Report every line below that holds the word "name".

[Begin]

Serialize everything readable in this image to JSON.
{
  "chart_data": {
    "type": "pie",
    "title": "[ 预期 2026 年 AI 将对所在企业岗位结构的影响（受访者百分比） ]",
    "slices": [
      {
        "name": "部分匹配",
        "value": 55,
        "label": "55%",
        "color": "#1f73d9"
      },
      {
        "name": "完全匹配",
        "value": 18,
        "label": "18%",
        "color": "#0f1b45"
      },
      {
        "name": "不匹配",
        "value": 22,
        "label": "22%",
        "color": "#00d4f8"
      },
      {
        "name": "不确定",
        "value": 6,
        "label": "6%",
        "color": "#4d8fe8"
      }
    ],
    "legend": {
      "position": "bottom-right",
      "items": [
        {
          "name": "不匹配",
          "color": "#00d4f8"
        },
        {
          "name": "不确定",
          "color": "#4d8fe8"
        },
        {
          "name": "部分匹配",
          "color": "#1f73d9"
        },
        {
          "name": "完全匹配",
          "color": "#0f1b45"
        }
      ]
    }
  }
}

[End]

Result of the task:
        "name": "部分匹配",
        "name": "完全匹配",
        "name": "不匹配",
        "name": "不确定",
          "name": "不匹配",
          "name": "不确定",
          "name": "部分匹配",
          "name": "完全匹配",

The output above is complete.